→ **Exercise objective**
Below are records to repeat exactly. Omit the pictures from the copy.

Items from a figure collection

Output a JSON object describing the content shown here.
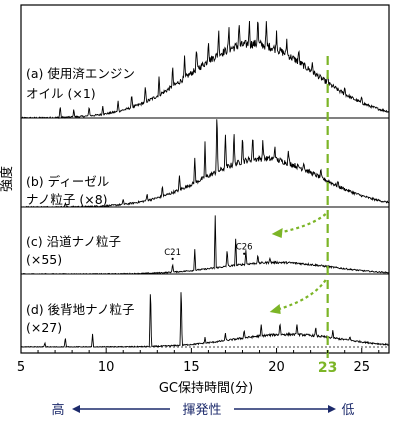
{
  "chart_data": {
    "type": "line",
    "xlabel": "GC保持時間(分)",
    "ylabel": "強度",
    "xlim": [
      5,
      26.6
    ],
    "x_ticks": [
      "5",
      "10",
      "15",
      "20",
      "25"
    ],
    "highlight": {
      "x": 23,
      "label": "23",
      "color": "#7cb527"
    },
    "volatility": {
      "high": "高",
      "axis_label": "揮発性",
      "low": "低",
      "color": "#1c2a6b"
    },
    "panels": [
      {
        "label_line1": "(a) 使用済エンジン",
        "label_line2": "オイル (×1)",
        "hump_center": 18.6,
        "hump_width": 3.6,
        "hump_height": 0.74,
        "peaks": [
          {
            "x": 7.3,
            "h": 0.12
          },
          {
            "x": 8.1,
            "h": 0.08
          },
          {
            "x": 9.0,
            "h": 0.1
          },
          {
            "x": 9.8,
            "h": 0.09
          },
          {
            "x": 10.7,
            "h": 0.11
          },
          {
            "x": 11.5,
            "h": 0.14
          },
          {
            "x": 12.3,
            "h": 0.16
          },
          {
            "x": 13.1,
            "h": 0.18
          },
          {
            "x": 13.9,
            "h": 0.2
          },
          {
            "x": 14.6,
            "h": 0.2
          },
          {
            "x": 15.3,
            "h": 0.22
          },
          {
            "x": 16.0,
            "h": 0.24
          },
          {
            "x": 16.6,
            "h": 0.26
          },
          {
            "x": 17.2,
            "h": 0.22
          },
          {
            "x": 17.8,
            "h": 0.25
          },
          {
            "x": 18.4,
            "h": 0.24
          },
          {
            "x": 18.9,
            "h": 0.28
          },
          {
            "x": 19.4,
            "h": 0.22
          },
          {
            "x": 20.0,
            "h": 0.18
          },
          {
            "x": 20.6,
            "h": 0.15
          },
          {
            "x": 21.3,
            "h": 0.12
          },
          {
            "x": 22.1,
            "h": 0.1
          },
          {
            "x": 23.0,
            "h": 0.09
          },
          {
            "x": 24.0,
            "h": 0.07
          },
          {
            "x": 25.0,
            "h": 0.06
          }
        ]
      },
      {
        "label_line1": "(b) ディーゼル",
        "label_line2": "ナノ粒子 (×8)",
        "hump_center": 19.2,
        "hump_width": 3.4,
        "hump_height": 0.55,
        "peaks": [
          {
            "x": 7.6,
            "h": 0.05
          },
          {
            "x": 11.0,
            "h": 0.06
          },
          {
            "x": 12.4,
            "h": 0.08
          },
          {
            "x": 13.3,
            "h": 0.12
          },
          {
            "x": 14.3,
            "h": 0.16
          },
          {
            "x": 15.2,
            "h": 0.3
          },
          {
            "x": 15.8,
            "h": 0.4
          },
          {
            "x": 16.5,
            "h": 0.72
          },
          {
            "x": 17.0,
            "h": 0.4
          },
          {
            "x": 17.5,
            "h": 0.38
          },
          {
            "x": 18.0,
            "h": 0.3
          },
          {
            "x": 18.6,
            "h": 0.28
          },
          {
            "x": 19.2,
            "h": 0.22
          },
          {
            "x": 19.9,
            "h": 0.18
          },
          {
            "x": 20.7,
            "h": 0.14
          },
          {
            "x": 21.6,
            "h": 0.1
          },
          {
            "x": 22.6,
            "h": 0.08
          },
          {
            "x": 23.6,
            "h": 0.05
          }
        ]
      },
      {
        "label_line1": "(c) 沿道ナノ粒子",
        "label_line2": "(×55)",
        "hump_center": 20.0,
        "hump_width": 3.2,
        "hump_height": 0.18,
        "peaks": [
          {
            "x": 13.9,
            "h": 0.14
          },
          {
            "x": 15.2,
            "h": 0.34
          },
          {
            "x": 16.4,
            "h": 0.82
          },
          {
            "x": 17.1,
            "h": 0.28
          },
          {
            "x": 17.6,
            "h": 0.42
          },
          {
            "x": 18.2,
            "h": 0.22
          },
          {
            "x": 18.9,
            "h": 0.12
          },
          {
            "x": 19.6,
            "h": 0.08
          }
        ],
        "annotations": [
          {
            "x": 13.9,
            "label": "C21"
          },
          {
            "x": 18.1,
            "label": "C26"
          }
        ]
      },
      {
        "label_line1": "(d) 後背地ナノ粒子",
        "label_line2": "(×27)",
        "hump_center": 20.7,
        "hump_width": 3.2,
        "hump_height": 0.18,
        "peaks": [
          {
            "x": 6.4,
            "h": 0.06
          },
          {
            "x": 7.6,
            "h": 0.14
          },
          {
            "x": 9.2,
            "h": 0.18
          },
          {
            "x": 12.6,
            "h": 0.9
          },
          {
            "x": 14.4,
            "h": 0.9
          },
          {
            "x": 15.8,
            "h": 0.08
          },
          {
            "x": 17.0,
            "h": 0.1
          },
          {
            "x": 18.1,
            "h": 0.12
          },
          {
            "x": 19.1,
            "h": 0.16
          },
          {
            "x": 20.2,
            "h": 0.18
          },
          {
            "x": 21.2,
            "h": 0.16
          },
          {
            "x": 22.3,
            "h": 0.12
          },
          {
            "x": 23.3,
            "h": 0.1
          },
          {
            "x": 24.3,
            "h": 0.06
          }
        ]
      }
    ]
  }
}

→ **Solution to the problem**
Output a JSON object describing the content shown here.
{
  "chart_data": {
    "type": "line",
    "xlabel": "GC保持時間(分)",
    "ylabel": "強度",
    "xlim": [
      5,
      26.6
    ],
    "x_ticks": [
      "5",
      "10",
      "15",
      "20",
      "25"
    ],
    "highlight": {
      "x": 23,
      "label": "23",
      "color": "#7cb527"
    },
    "volatility": {
      "high": "高",
      "axis_label": "揮発性",
      "low": "低",
      "color": "#1c2a6b"
    },
    "panels": [
      {
        "label_line1": "(a) 使用済エンジン",
        "label_line2": "オイル (×1)",
        "hump_center": 18.6,
        "hump_width": 3.6,
        "hump_height": 0.74,
        "peaks": [
          {
            "x": 7.3,
            "h": 0.12
          },
          {
            "x": 8.1,
            "h": 0.08
          },
          {
            "x": 9.0,
            "h": 0.1
          },
          {
            "x": 9.8,
            "h": 0.09
          },
          {
            "x": 10.7,
            "h": 0.11
          },
          {
            "x": 11.5,
            "h": 0.14
          },
          {
            "x": 12.3,
            "h": 0.16
          },
          {
            "x": 13.1,
            "h": 0.18
          },
          {
            "x": 13.9,
            "h": 0.2
          },
          {
            "x": 14.6,
            "h": 0.2
          },
          {
            "x": 15.3,
            "h": 0.22
          },
          {
            "x": 16.0,
            "h": 0.24
          },
          {
            "x": 16.6,
            "h": 0.26
          },
          {
            "x": 17.2,
            "h": 0.22
          },
          {
            "x": 17.8,
            "h": 0.25
          },
          {
            "x": 18.4,
            "h": 0.24
          },
          {
            "x": 18.9,
            "h": 0.28
          },
          {
            "x": 19.4,
            "h": 0.22
          },
          {
            "x": 20.0,
            "h": 0.18
          },
          {
            "x": 20.6,
            "h": 0.15
          },
          {
            "x": 21.3,
            "h": 0.12
          },
          {
            "x": 22.1,
            "h": 0.1
          },
          {
            "x": 23.0,
            "h": 0.09
          },
          {
            "x": 24.0,
            "h": 0.07
          },
          {
            "x": 25.0,
            "h": 0.06
          }
        ]
      },
      {
        "label_line1": "(b) ディーゼル",
        "label_line2": "ナノ粒子 (×8)",
        "hump_center": 19.2,
        "hump_width": 3.4,
        "hump_height": 0.55,
        "peaks": [
          {
            "x": 7.6,
            "h": 0.05
          },
          {
            "x": 11.0,
            "h": 0.06
          },
          {
            "x": 12.4,
            "h": 0.08
          },
          {
            "x": 13.3,
            "h": 0.12
          },
          {
            "x": 14.3,
            "h": 0.16
          },
          {
            "x": 15.2,
            "h": 0.3
          },
          {
            "x": 15.8,
            "h": 0.4
          },
          {
            "x": 16.5,
            "h": 0.72
          },
          {
            "x": 17.0,
            "h": 0.4
          },
          {
            "x": 17.5,
            "h": 0.38
          },
          {
            "x": 18.0,
            "h": 0.3
          },
          {
            "x": 18.6,
            "h": 0.28
          },
          {
            "x": 19.2,
            "h": 0.22
          },
          {
            "x": 19.9,
            "h": 0.18
          },
          {
            "x": 20.7,
            "h": 0.14
          },
          {
            "x": 21.6,
            "h": 0.1
          },
          {
            "x": 22.6,
            "h": 0.08
          },
          {
            "x": 23.6,
            "h": 0.05
          }
        ]
      },
      {
        "label_line1": "(c) 沿道ナノ粒子",
        "label_line2": "(×55)",
        "hump_center": 20.0,
        "hump_width": 3.2,
        "hump_height": 0.18,
        "peaks": [
          {
            "x": 13.9,
            "h": 0.14
          },
          {
            "x": 15.2,
            "h": 0.34
          },
          {
            "x": 16.4,
            "h": 0.82
          },
          {
            "x": 17.1,
            "h": 0.28
          },
          {
            "x": 17.6,
            "h": 0.42
          },
          {
            "x": 18.2,
            "h": 0.22
          },
          {
            "x": 18.9,
            "h": 0.12
          },
          {
            "x": 19.6,
            "h": 0.08
          }
        ],
        "annotations": [
          {
            "x": 13.9,
            "label": "C21"
          },
          {
            "x": 18.1,
            "label": "C26"
          }
        ]
      },
      {
        "label_line1": "(d) 後背地ナノ粒子",
        "label_line2": "(×27)",
        "hump_center": 20.7,
        "hump_width": 3.2,
        "hump_height": 0.18,
        "peaks": [
          {
            "x": 6.4,
            "h": 0.06
          },
          {
            "x": 7.6,
            "h": 0.14
          },
          {
            "x": 9.2,
            "h": 0.18
          },
          {
            "x": 12.6,
            "h": 0.9
          },
          {
            "x": 14.4,
            "h": 0.9
          },
          {
            "x": 15.8,
            "h": 0.08
          },
          {
            "x": 17.0,
            "h": 0.1
          },
          {
            "x": 18.1,
            "h": 0.12
          },
          {
            "x": 19.1,
            "h": 0.16
          },
          {
            "x": 20.2,
            "h": 0.18
          },
          {
            "x": 21.2,
            "h": 0.16
          },
          {
            "x": 22.3,
            "h": 0.12
          },
          {
            "x": 23.3,
            "h": 0.1
          },
          {
            "x": 24.3,
            "h": 0.06
          }
        ]
      }
    ]
  }
}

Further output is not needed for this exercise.